• [TEXTE DE L'EXERCICE]
Vous êtes-vous déjà googlé? Ou, encore plus révélateur, avez-vous déjà vérifié quelles photos de vous ressortent dans un moteur de recherche? Attention, ça peut causer un choc!

Vos photos de profil sur les réseaux sociaux sont aussi à soigner. «J’ai vu récemment qu’une étudiante au Executive MBA avait un profil LinkedIn vraiment solide, mais que sa photo la montrait dans un party, raconte Pierre Francq, directeur du Service de gestion de carrière de HEC Montréal. Je l’ai montrée à d’autres collègues ici et on était tous d’accord pour dire que ça gâchait totalement sa crédibilité.»

Sans accourir chez Sears pour une séance photo, mieux vaut choisir un cliché plus sobre.

Tout le monde doit-il absolument soigner ainsi son identité numérique et se créer un profil sur LinkedIn? «Je suis étonnée de voir comment des gens de tous les types d’emplois sont sur les réseaux sociaux de façon professionnelle pour discuter de leur industrie, raconte la chasseuse de têtes à la Banque Nationale du Canada Nathalie Carrénard. Ils suivent des leaders d’opinion, s’intéressent aux nouvelles de leur secteur.»

Par exemple, pour un mandat en fraude bancaire, elle a découvert des spécialistes qui partageaient leur expertise sur YouTube. «Ce n’est pas à priori un domaine glamour où l’on s’attend à découvrir des gens à ce point passionnés.»

• [MATÉRIEL FOURNI]
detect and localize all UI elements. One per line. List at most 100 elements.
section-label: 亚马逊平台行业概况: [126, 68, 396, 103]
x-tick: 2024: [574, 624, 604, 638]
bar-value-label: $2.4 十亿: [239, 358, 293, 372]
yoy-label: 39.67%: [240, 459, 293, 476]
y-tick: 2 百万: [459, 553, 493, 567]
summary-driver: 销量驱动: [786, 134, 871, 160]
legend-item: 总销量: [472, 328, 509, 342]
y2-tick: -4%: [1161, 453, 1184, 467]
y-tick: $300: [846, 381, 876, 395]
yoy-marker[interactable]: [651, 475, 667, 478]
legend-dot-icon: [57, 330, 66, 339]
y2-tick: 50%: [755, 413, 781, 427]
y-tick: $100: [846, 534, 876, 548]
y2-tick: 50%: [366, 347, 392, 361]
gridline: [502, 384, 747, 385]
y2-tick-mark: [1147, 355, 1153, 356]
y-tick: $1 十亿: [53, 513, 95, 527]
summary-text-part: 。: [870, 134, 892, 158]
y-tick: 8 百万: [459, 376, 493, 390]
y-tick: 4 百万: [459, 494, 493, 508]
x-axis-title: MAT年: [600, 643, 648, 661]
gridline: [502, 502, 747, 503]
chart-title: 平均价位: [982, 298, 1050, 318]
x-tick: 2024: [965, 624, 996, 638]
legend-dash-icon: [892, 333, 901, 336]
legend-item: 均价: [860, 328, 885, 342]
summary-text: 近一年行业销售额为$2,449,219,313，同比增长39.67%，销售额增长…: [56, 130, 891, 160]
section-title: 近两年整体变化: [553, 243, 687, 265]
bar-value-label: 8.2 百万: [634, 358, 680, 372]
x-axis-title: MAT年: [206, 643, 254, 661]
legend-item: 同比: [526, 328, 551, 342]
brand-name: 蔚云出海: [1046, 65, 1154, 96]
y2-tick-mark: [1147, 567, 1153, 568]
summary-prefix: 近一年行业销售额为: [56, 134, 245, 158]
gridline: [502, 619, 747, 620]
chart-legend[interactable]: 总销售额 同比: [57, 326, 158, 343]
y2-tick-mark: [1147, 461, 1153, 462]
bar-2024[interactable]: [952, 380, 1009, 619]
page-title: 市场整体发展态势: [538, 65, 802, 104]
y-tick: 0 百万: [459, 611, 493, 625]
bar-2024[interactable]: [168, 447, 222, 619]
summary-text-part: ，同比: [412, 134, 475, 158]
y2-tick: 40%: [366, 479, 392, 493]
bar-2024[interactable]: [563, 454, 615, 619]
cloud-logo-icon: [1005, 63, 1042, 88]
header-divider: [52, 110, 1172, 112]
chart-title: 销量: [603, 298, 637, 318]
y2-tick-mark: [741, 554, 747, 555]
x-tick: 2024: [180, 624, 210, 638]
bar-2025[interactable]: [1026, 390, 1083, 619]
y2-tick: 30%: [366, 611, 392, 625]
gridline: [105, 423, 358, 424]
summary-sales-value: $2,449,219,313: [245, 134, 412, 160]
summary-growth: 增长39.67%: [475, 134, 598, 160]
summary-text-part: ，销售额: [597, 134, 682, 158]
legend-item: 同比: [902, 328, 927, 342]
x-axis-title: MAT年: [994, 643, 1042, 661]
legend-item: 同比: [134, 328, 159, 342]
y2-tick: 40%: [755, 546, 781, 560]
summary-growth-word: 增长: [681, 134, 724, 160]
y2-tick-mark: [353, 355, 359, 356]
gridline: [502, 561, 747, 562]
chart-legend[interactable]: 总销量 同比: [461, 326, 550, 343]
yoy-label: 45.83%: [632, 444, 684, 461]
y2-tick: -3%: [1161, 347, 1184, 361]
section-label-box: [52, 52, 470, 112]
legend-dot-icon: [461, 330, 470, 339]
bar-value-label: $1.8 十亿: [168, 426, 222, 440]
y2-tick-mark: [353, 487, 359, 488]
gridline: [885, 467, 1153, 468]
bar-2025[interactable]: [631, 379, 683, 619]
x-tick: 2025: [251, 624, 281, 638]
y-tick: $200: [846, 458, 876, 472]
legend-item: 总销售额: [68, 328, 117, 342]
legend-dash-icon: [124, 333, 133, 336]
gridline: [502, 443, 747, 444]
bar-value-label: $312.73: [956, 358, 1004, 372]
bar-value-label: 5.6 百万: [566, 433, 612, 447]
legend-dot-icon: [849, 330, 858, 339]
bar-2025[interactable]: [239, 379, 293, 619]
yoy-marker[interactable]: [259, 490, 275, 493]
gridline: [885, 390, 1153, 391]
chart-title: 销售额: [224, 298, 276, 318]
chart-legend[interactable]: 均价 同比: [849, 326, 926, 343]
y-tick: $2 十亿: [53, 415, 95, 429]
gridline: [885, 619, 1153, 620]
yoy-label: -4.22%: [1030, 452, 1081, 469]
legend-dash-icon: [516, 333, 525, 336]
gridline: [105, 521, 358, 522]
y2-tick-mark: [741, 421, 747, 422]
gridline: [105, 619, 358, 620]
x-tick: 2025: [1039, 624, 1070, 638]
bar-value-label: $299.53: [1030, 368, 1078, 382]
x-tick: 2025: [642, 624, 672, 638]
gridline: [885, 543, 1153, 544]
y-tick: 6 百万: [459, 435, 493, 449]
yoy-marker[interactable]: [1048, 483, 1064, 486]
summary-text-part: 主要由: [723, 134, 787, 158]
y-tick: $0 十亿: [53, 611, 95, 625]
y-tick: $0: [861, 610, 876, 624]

• [SÉRIE DE TÂCHES]
A – Répondez à chacune de ces questions en vous appuyant sur le texte sur l'identité numérique.
(i) Quel poste Pierre Francq occupe-t-il?
(ii) À quel programme l'étudiante dont la photo LinkedIn la montrait dans un party était-elle inscrite?
(iii) Sur quelle plateforme Nathalie Carrénard a-t-elle découvert des spécialistes lors d'un mandat en fraude bancaire?
B – Reprenez le texte sur l'identité numérique là où il s'arrête et rédigez-en la suite.
Les items n'ont aucun rapport avec le texte sur l'identité numérique.

• [CORRIGÉ DE L'EXERCICE]
A –
(i) Il est directeur du Service de gestion de carrière de HEC Montréal.
(ii) Elle était inscrite à l'Executive MBA.
(iii) Elle les a découverts sur YouTube.

B –
On peut comprendre l’intérêt d’un professionnel, mais qu’en est-il pour les autres travailleurs? «L’intérêt pour eux est de tester le marché et de s’ouvrir à certaines possibilités de trouver un emploi plus proche de chez eux ou mieux rémunéré, pense Jean-Baptiste Audrerie. Ils peuvent simplement remplir le petit profil d’emploi sur Facebook pour être repérables et créer un profil sur un site d’emplois. Mais inutile d’aller jusqu’à Twitter et LinkedIn.»

Si vous êtes un professionnel ou un cadre, ne pensez pas vous en sauver, par contre. Mireille Couture, de Bombardier Produits Récréatifs, estime qu’un professionnel qui n’a pas de profil sur LinkedIn, c’est quasiment louche. «On se pose des questions!»